● DIRECTIONS
Check each line below for the word "true" and give the number of lines that have it, nothing more.

[Dataset records]
○ ○ ○ ○ ○ ○ ○
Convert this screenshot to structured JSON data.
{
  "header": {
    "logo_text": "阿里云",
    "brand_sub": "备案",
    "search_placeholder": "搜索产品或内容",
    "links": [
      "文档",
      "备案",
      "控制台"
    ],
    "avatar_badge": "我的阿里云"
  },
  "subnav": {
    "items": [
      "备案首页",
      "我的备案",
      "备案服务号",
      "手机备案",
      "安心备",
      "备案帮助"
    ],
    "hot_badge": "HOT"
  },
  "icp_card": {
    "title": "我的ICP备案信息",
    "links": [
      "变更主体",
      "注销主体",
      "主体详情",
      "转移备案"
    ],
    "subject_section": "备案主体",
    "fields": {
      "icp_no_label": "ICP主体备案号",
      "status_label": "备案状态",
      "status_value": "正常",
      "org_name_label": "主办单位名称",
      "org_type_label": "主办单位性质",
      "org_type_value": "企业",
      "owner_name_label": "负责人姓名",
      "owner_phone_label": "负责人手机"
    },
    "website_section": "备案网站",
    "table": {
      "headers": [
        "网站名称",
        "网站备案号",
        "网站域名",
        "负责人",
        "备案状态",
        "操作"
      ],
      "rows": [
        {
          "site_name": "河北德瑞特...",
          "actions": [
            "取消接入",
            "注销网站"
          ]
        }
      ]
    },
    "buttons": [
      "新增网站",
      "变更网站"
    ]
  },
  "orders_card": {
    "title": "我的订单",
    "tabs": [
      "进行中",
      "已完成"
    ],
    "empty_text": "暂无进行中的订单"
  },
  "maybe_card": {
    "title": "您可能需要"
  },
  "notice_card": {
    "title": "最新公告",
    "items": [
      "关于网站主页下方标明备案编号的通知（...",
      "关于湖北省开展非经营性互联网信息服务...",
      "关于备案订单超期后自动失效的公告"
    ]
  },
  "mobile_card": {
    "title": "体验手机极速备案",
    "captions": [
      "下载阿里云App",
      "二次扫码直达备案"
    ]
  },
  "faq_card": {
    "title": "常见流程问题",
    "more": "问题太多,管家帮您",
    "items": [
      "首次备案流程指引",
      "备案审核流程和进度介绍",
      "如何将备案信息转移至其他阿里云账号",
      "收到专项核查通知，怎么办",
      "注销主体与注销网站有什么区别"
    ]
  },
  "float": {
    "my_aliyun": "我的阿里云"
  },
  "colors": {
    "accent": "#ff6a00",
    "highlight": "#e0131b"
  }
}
○ ○ ○ ○ ○ ○ ○
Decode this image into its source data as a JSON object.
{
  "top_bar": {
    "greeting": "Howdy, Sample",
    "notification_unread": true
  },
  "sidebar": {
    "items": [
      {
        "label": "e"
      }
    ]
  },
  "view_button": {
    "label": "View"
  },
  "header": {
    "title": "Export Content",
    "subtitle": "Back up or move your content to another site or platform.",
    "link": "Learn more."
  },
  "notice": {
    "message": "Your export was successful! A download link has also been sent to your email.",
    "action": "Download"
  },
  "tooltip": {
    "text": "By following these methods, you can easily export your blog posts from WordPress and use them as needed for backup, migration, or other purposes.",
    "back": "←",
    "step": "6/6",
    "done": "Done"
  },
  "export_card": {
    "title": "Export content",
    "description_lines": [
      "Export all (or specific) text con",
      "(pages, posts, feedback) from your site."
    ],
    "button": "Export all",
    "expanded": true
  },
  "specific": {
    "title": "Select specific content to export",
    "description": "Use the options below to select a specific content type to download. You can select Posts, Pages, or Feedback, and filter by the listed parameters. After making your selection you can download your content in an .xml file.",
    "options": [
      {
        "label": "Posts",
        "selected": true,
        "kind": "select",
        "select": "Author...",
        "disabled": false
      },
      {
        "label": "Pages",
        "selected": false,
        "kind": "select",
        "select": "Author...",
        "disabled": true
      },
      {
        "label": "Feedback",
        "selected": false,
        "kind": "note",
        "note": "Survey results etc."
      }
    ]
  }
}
○ ○ ○ ○ ○ ○ ○
● TASK SOLUTION
4